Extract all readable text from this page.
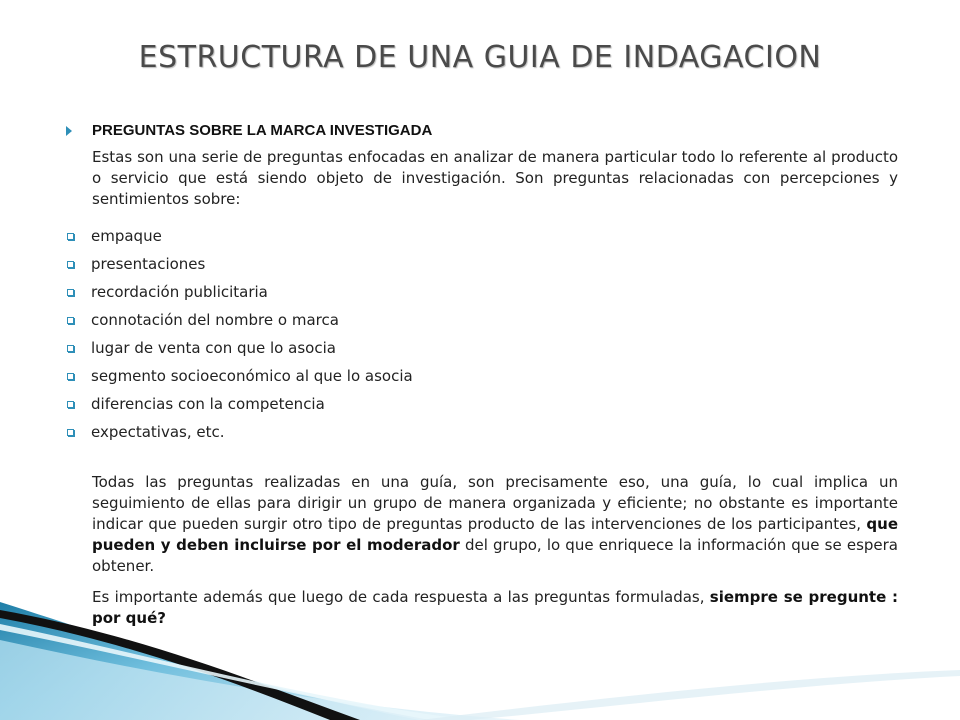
ESTRUCTURA DE UNA GUIA DE INDAGACION
PREGUNTAS SOBRE LA MARCA INVESTIGADA
Estas son una serie de preguntas enfocadas en analizar de manera particular todo lo referente al producto o servicio que está siendo objeto de investigación. Son preguntas relacionadas con percepciones y sentimientos sobre:
empaque
presentaciones
recordación publicitaria
connotación del nombre o marca
lugar de venta con que lo asocia
segmento socioeconómico al que lo asocia
diferencias con la competencia
expectativas, etc.
Todas las preguntas realizadas en una guía, son precisamente eso, una guía, lo cual implica un seguimiento de ellas para dirigir un grupo de manera organizada y eficiente; no obstante es importante indicar que pueden surgir otro tipo de preguntas producto de las intervenciones de los participantes, que pueden y deben incluirse por el moderador del grupo, lo que enriquece la información que se espera obtener.
Es importante además que luego de cada respuesta a las preguntas formuladas, siempre se pregunte : por qué?
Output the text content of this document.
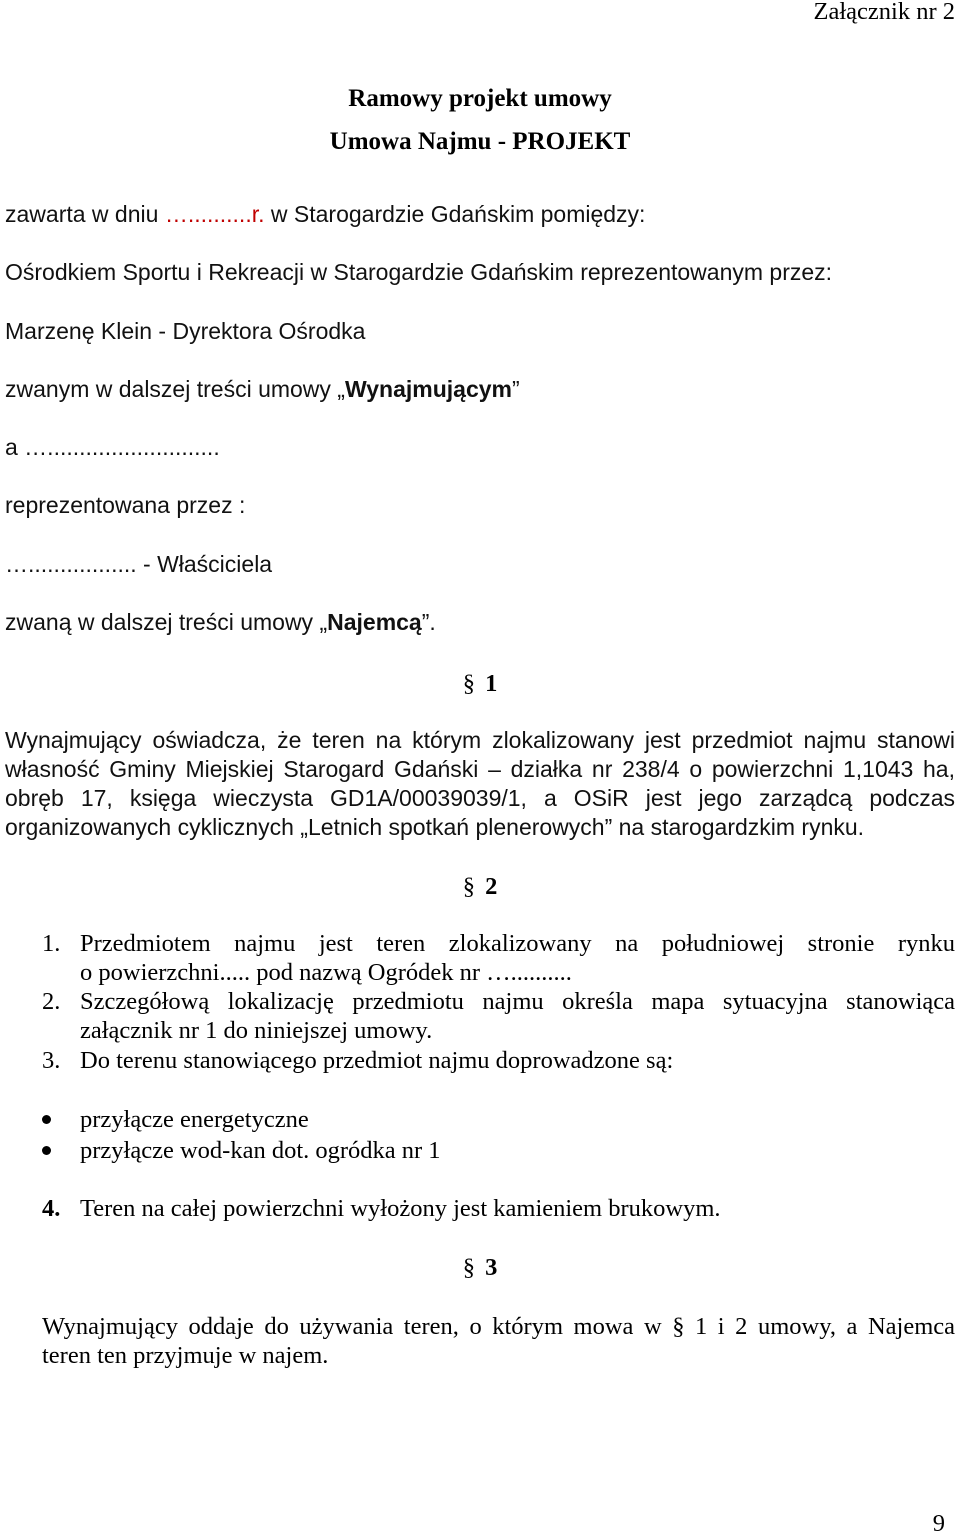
Załącznik nr 2
Ramowy projekt umowy
Umowa Najmu - PROJEKT
zawarta w dniu …..........r. w Starogardzie Gdańskim pomiędzy:
Ośrodkiem Sportu i Rekreacji w Starogardzie Gdańskim reprezentowanym przez:
Marzenę Klein - Dyrektora Ośrodka
zwanym w dalszej treści umowy „Wynajmującym”
a …...........................
reprezentowana przez :
…................. - Właściciela
zwaną w dalszej treści umowy „Najemcą”.
§ 1
Wynajmujący oświadcza, że teren na którym zlokalizowany jest przedmiot najmu stanowi
własność Gminy Miejskiej Starogard Gdański – działka nr 238/4 o powierzchni 1,1043 ha,
obręb 17, księga wieczysta GD1A/00039039/1, a OSiR jest jego zarządcą podczas
organizowanych cyklicznych „Letnich spotkań plenerowych” na starogardzkim rynku.
§ 2
1. Przedmiotem najmu jest teren zlokalizowany na południowej stronie rynku
o powierzchni..... pod nazwą Ogródek nr …..........
2. Szczegółową lokalizację przedmiotu najmu określa mapa sytuacyjna stanowiąca
załącznik nr 1 do niniejszej umowy.
3. Do terenu stanowiącego przedmiot najmu doprowadzone są:
przyłącze energetyczne
przyłącze wod-kan dot. ogródka nr 1
4. Teren na całej powierzchni wyłożony jest kamieniem brukowym.
§ 3
Wynajmujący oddaje do używania teren, o którym mowa w § 1 i 2 umowy, a Najemca
teren ten przyjmuje w najem.
9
##########
(Exercise instructions)
Repeat every record above exactly, but leave out any pictures.

(Solution)
Extract all readable text from this page.
ESTRUCTURA DE UNA GUIA DE INDAGACION
PREGUNTAS SOBRE LA MARCA INVESTIGADA
Estas son una serie de preguntas enfocadas en analizar de manera particular todo lo referente al producto o servicio que está siendo objeto de investigación. Son preguntas relacionadas con percepciones y sentimientos sobre:
empaque
presentaciones
recordación publicitaria
connotación del nombre o marca
lugar de venta con que lo asocia
segmento socioeconómico al que lo asocia
diferencias con la competencia
expectativas, etc.
Todas las preguntas realizadas en una guía, son precisamente eso, una guía, lo cual implica un seguimiento de ellas para dirigir un grupo de manera organizada y eficiente; no obstante es importante indicar que pueden surgir otro tipo de preguntas producto de las intervenciones de los participantes, que pueden y deben incluirse por el moderador del grupo, lo que enriquece la información que se espera obtener.
Es importante además que luego de cada respuesta a las preguntas formuladas, siempre se pregunte : por qué?
Output the text content of this document.
Załącznik nr 2
Ramowy projekt umowy
Umowa Najmu - PROJEKT
zawarta w dniu …..........r. w Starogardzie Gdańskim pomiędzy:
Ośrodkiem Sportu i Rekreacji w Starogardzie Gdańskim reprezentowanym przez:
Marzenę Klein - Dyrektora Ośrodka
zwanym w dalszej treści umowy „Wynajmującym”
a …...........................
reprezentowana przez :
…................. - Właściciela
zwaną w dalszej treści umowy „Najemcą”.
§ 1
Wynajmujący oświadcza, że teren na którym zlokalizowany jest przedmiot najmu stanowi
własność Gminy Miejskiej Starogard Gdański – działka nr 238/4 o powierzchni 1,1043 ha,
obręb 17, księga wieczysta GD1A/00039039/1, a OSiR jest jego zarządcą podczas
organizowanych cyklicznych „Letnich spotkań plenerowych” na starogardzkim rynku.
§ 2
1. Przedmiotem najmu jest teren zlokalizowany na południowej stronie rynku
o powierzchni..... pod nazwą Ogródek nr …..........
2. Szczegółową lokalizację przedmiotu najmu określa mapa sytuacyjna stanowiąca
załącznik nr 1 do niniejszej umowy.
3. Do terenu stanowiącego przedmiot najmu doprowadzone są:
przyłącze energetyczne
przyłącze wod-kan dot. ogródka nr 1
4. Teren na całej powierzchni wyłożony jest kamieniem brukowym.
§ 3
Wynajmujący oddaje do używania teren, o którym mowa w § 1 i 2 umowy, a Najemca
teren ten przyjmuje w najem.
9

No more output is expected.